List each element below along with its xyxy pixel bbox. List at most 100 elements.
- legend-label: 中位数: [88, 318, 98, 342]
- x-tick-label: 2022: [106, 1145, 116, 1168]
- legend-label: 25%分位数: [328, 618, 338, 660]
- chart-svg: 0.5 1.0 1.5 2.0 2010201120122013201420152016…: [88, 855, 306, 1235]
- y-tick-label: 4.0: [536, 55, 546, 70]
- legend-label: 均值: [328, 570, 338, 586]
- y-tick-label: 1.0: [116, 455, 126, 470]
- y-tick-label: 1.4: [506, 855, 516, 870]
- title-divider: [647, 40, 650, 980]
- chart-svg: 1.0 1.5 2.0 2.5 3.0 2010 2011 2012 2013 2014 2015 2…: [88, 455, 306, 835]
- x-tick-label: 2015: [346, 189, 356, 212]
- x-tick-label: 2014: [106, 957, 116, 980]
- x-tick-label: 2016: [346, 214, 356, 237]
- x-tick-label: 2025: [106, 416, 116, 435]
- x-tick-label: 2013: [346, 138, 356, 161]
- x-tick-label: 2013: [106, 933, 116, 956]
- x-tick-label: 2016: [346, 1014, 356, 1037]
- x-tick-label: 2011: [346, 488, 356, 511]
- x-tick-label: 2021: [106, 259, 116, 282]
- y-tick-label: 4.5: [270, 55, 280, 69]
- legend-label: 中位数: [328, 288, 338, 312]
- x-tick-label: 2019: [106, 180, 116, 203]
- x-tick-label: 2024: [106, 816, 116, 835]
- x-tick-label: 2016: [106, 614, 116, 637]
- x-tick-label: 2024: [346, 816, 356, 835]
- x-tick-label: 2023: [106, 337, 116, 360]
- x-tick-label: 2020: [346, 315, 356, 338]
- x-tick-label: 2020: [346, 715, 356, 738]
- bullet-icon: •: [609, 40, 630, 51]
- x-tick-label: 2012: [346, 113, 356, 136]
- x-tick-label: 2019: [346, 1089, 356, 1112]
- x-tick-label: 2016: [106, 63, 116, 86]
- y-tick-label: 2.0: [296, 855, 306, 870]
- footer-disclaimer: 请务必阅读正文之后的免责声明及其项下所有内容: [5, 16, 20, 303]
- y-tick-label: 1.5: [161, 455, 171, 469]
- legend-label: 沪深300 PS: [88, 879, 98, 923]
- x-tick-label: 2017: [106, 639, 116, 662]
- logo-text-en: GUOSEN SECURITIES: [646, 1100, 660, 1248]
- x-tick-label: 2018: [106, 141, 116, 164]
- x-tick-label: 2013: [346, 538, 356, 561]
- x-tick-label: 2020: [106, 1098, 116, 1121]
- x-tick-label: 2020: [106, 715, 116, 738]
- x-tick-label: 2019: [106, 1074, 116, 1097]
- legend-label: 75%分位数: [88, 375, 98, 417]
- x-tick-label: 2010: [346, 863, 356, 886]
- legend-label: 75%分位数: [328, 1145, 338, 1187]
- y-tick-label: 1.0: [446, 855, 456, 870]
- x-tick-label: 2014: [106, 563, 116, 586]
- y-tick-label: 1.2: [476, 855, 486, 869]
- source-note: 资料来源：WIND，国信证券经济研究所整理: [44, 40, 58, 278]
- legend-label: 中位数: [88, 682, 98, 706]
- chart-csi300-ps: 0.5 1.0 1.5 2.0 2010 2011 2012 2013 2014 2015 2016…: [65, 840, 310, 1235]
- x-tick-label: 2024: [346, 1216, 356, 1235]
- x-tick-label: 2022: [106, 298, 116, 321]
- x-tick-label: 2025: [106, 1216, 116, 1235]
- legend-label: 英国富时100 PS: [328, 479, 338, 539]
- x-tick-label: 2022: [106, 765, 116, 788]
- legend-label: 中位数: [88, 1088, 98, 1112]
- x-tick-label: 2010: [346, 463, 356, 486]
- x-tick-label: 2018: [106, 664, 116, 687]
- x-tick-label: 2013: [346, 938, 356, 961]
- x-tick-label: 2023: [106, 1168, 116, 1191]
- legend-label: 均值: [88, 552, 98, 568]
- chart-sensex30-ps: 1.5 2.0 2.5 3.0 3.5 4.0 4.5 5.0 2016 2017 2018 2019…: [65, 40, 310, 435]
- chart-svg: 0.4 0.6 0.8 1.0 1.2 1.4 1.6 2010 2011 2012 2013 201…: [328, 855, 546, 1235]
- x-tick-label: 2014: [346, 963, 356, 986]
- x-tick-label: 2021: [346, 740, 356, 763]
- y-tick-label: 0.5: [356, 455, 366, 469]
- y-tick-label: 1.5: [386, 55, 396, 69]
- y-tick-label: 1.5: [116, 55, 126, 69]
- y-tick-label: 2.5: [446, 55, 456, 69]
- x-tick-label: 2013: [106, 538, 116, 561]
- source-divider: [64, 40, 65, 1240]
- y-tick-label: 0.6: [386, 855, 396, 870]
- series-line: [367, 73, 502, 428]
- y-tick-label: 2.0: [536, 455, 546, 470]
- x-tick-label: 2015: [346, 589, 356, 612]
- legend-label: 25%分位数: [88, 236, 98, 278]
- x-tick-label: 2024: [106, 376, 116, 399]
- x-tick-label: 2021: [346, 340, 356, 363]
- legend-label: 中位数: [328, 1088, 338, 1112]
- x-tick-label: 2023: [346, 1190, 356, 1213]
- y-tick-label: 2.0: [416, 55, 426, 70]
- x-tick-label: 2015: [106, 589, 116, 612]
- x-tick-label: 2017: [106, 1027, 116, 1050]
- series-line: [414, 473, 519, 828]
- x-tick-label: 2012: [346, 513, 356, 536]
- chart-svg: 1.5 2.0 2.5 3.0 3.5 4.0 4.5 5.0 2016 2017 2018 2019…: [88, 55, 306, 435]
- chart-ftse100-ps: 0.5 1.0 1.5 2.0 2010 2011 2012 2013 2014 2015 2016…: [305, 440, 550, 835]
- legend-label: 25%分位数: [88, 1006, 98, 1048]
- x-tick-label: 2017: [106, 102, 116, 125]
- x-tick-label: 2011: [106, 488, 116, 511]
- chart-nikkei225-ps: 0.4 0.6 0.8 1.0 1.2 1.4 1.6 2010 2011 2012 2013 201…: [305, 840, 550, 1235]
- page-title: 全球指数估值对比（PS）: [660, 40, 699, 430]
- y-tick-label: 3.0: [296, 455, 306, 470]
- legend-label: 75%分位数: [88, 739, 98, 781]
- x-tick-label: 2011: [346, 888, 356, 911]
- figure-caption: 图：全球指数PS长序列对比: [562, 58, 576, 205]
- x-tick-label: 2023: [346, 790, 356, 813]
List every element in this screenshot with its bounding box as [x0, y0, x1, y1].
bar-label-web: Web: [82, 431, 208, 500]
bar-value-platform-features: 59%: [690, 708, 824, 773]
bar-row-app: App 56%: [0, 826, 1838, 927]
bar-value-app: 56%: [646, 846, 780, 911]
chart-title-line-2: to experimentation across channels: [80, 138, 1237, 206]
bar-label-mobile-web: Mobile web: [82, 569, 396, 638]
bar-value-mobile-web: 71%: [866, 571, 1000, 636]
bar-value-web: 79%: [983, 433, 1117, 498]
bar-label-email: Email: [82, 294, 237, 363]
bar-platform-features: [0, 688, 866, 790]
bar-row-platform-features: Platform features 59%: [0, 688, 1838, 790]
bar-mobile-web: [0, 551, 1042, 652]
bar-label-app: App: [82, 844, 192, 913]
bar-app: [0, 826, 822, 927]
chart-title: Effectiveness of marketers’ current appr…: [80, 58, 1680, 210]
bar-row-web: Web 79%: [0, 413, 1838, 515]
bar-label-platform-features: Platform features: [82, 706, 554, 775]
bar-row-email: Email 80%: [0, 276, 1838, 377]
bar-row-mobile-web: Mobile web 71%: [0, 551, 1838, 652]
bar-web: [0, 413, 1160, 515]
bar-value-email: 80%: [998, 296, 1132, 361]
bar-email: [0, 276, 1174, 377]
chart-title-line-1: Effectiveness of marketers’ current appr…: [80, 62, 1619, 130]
------------------------------------------------
DIRECTION → Find every line above that contains the word "element" and copy each one in full.

ANSWER TO THIS PROBLEM →
List each element below along with its xyxy pixel bbox. List at most 100 elements.
List every element in this screenshot with its bounding box as [x0, y0, x1, y1].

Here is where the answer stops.